To be done:
Where does the string "Core" appear in the records? Copy every line that contains it.

Records for this exercise:
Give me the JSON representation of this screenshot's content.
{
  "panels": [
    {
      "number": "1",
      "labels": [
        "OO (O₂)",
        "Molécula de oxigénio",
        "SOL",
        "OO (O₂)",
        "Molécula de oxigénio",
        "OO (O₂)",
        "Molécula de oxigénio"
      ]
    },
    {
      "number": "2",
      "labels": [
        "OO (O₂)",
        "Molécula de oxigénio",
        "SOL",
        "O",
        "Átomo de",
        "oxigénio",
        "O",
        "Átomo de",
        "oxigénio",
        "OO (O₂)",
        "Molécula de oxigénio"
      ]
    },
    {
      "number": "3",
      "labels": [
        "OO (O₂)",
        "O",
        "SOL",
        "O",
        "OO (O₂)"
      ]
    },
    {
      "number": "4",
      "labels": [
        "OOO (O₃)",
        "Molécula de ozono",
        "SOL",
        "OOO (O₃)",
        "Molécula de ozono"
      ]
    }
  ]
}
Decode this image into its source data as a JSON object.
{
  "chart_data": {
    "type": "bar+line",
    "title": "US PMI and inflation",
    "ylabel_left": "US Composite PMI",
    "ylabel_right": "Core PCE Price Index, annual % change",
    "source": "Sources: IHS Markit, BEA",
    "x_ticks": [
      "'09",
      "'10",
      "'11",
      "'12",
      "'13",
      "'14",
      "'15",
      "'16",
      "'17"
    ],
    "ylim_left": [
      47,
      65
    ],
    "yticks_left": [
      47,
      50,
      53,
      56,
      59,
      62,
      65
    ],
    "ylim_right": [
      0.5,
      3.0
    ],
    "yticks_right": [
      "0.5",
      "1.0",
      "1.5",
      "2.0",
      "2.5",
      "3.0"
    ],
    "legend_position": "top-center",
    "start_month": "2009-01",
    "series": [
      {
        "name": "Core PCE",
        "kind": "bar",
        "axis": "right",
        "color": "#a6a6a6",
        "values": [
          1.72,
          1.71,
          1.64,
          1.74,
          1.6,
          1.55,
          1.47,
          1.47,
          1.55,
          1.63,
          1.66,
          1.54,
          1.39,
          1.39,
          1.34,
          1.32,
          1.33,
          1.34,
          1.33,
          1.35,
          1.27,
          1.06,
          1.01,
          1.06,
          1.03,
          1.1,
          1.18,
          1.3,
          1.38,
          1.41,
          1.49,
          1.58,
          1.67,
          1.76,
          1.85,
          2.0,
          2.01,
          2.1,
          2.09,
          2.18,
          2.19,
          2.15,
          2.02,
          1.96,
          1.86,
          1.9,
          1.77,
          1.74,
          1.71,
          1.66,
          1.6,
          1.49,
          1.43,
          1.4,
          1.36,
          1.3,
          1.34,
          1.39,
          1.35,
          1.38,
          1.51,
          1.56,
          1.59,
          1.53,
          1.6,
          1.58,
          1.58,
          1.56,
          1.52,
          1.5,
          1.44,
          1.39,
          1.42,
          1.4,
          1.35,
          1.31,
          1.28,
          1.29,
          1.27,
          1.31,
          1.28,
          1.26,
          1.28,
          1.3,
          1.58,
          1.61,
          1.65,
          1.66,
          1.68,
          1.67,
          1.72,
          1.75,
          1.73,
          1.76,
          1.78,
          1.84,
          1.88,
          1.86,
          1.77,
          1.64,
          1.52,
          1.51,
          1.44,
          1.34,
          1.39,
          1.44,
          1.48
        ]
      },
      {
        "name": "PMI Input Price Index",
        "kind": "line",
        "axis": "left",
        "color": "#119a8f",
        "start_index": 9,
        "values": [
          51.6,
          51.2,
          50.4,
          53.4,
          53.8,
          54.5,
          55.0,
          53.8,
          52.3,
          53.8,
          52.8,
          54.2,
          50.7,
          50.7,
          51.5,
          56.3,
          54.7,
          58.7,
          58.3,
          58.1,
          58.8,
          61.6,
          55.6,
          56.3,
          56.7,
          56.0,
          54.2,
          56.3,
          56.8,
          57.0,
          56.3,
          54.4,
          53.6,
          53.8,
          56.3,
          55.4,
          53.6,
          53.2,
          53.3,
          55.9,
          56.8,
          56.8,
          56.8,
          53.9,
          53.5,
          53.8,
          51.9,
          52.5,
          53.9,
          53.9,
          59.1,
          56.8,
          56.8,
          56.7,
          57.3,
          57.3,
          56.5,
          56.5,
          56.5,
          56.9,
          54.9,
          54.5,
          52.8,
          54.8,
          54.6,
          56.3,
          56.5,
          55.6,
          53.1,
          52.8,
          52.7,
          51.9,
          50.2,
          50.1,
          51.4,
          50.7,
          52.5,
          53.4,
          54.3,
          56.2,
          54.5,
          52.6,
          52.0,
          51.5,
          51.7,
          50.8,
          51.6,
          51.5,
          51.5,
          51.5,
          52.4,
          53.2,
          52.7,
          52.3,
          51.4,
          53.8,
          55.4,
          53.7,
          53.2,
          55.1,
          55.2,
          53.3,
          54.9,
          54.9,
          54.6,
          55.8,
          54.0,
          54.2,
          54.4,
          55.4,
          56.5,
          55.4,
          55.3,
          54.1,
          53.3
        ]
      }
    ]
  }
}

Exercise answer:
    "ylabel_right": "Core PCE Price Index, annual % change",
        "name": "Core PCE",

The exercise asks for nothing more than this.